练习短文:
····················

PI3K/AKT/mTOR通路激活与内分泌治疗耐药的关系已经在临床研究中得到了循证医学证据支持。BOLERO-2研究评估了Everolimus联合Exemestane在内分泌治疗后疾病进展的绝经后HR+晚期乳腺癌患者中的疗效，联合治疗显著改善了无进展生存期(PFS)，中位PFS从4.1个月提高到10.6个月[40]。TAMRAD研究中Everolimus联合Tamoxifen的临床获益率(CBR)显著提高(61% vs 42%) [41]。BELLE-2试验评估了Buparlisib联合Fulvestrant在芳香酶抑制剂治疗后疾病进展的HR+/HER2−乳腺癌患者中的疗效。研究结果显示，PIK3CA突变患者从Buparlisib治疗中获益更多[42]。FAKTION试验中，AKT抑制剂Capivasertib联合Fulvestrant也改善芳香酶抑制剂耐药晚期乳腺癌的PFS和OS [43]。此外，LORELEI研究评估了Letrozole联合PI3Kα抑制剂taselisib在早期乳腺癌的新辅助治疗中的疗效，研究结果显示，Letrozole联合PI3Kα抑制剂taselisib显示出协同抗肿瘤作用[44]。

3.2. PI3K/AKT/mTOR信号通路与乳腺癌化疗耐药

在乳腺癌的治疗中，化疗依旧是主要的治疗手段，然而，化疗失败经常发生在获得性耐药出现之后。目前关于乳腺癌化疗耐药的潜在机制尚未明确阐明，归因于多种因素，包括药物积累减少、药物–靶点相互作用减少、肿瘤干细胞数量增加等[45]。另外，PI3K/AKT/mTOR通路的激活会增加多药耐药相关蛋白(如P-糖蛋白、BCRP和MRP1)的表达和活性，这些蛋白可将化疗药物从细胞中置换出来，降低细胞内药物浓度，诱发耐药[46]。研究显示，他莫昔芬耐药MCF7和T47D细胞中，PI3K通路过度活化导致BARD1和BRCA1表达升高，增强了DNA损伤修复能力，导致乳腺癌顺铂和阿霉素耐药[47]。

····················

练习要求: 重写练习短文中以含有“3.2. PI3K/AKT/mTOR信号通路与乳腺癌化疗耐药”的词句开头、到“癌顺铂和阿霉素耐药[47]。”为止的部分，并将其中的“化疗耐药”全部更新为“化学治疗耐药”。

····················

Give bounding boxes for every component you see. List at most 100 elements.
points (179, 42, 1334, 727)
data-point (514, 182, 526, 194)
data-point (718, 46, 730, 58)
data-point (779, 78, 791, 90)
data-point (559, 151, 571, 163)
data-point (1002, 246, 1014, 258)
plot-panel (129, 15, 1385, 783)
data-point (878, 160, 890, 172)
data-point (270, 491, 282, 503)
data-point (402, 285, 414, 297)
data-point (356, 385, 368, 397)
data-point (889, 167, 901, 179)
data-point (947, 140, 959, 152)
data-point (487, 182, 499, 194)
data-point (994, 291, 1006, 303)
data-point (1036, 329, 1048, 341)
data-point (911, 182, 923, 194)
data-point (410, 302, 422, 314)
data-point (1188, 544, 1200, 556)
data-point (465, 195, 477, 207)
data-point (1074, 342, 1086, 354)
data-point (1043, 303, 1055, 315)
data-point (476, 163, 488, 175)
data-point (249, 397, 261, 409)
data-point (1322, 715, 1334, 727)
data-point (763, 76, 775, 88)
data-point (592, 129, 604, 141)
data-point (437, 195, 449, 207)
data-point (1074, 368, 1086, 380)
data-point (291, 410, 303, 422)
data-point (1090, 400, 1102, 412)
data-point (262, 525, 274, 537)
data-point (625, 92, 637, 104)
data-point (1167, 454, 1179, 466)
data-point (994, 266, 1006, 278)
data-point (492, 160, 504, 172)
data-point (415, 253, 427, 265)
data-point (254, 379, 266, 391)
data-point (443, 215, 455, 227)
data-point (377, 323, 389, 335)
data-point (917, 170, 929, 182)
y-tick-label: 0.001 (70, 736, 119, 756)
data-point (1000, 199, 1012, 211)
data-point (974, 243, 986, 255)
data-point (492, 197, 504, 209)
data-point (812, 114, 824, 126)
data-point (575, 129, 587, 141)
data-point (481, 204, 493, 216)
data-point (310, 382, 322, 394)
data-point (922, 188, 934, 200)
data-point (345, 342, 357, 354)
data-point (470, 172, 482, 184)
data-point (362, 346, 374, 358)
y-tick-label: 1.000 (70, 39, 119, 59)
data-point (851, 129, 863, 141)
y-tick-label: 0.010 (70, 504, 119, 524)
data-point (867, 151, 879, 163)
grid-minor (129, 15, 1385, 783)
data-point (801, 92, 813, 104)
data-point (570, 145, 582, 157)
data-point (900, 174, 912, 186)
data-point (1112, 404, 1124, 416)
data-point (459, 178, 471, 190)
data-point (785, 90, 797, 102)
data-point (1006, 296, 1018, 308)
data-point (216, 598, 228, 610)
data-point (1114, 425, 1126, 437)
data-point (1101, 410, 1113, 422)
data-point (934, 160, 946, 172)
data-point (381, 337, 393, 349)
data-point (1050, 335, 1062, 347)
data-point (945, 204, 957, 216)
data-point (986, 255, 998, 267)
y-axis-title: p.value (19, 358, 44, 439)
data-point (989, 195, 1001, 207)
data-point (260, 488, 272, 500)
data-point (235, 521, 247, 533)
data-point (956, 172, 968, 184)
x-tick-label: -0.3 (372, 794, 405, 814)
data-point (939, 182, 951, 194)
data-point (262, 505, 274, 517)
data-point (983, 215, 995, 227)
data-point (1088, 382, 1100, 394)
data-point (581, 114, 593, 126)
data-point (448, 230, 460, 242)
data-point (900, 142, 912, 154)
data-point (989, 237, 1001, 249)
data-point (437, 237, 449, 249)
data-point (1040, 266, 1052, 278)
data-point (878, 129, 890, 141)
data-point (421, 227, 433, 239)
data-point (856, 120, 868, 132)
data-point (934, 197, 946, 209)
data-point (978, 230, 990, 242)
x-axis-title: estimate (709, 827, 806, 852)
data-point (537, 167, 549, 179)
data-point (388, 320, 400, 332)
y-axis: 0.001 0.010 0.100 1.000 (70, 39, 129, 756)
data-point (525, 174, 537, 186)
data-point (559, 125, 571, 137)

····················

参考答案:
3.2. PI3K/AKT/mTOR信号通路与乳腺癌化学治疗耐药

在乳腺癌的治疗中，化疗依旧是主要的治疗手段，然而，化疗失败经常发生在获得性耐药出现之后。目前关于乳腺癌化学治疗耐药的潜在机制尚未明确阐明，归因于多种因素，包括药物积累减少、药物–靶点相互作用减少、肿瘤干细胞数量增加等[45]。另外，PI3K/AKT/mTOR通路的激活会增加多药耐药相关蛋白(如P-糖蛋白、BCRP和MRP1)的表达和活性，这些蛋白可将化疗药物从细胞中置换出来，降低细胞内药物浓度，诱发耐药[46]。研究显示，他莫昔芬耐药MCF7和T47D细胞中，PI3K通路过度活化导致BARD1和BRCA1表达升高，增强了DNA损伤修复能力，导致乳腺癌顺铂和阿霉素耐药[47]。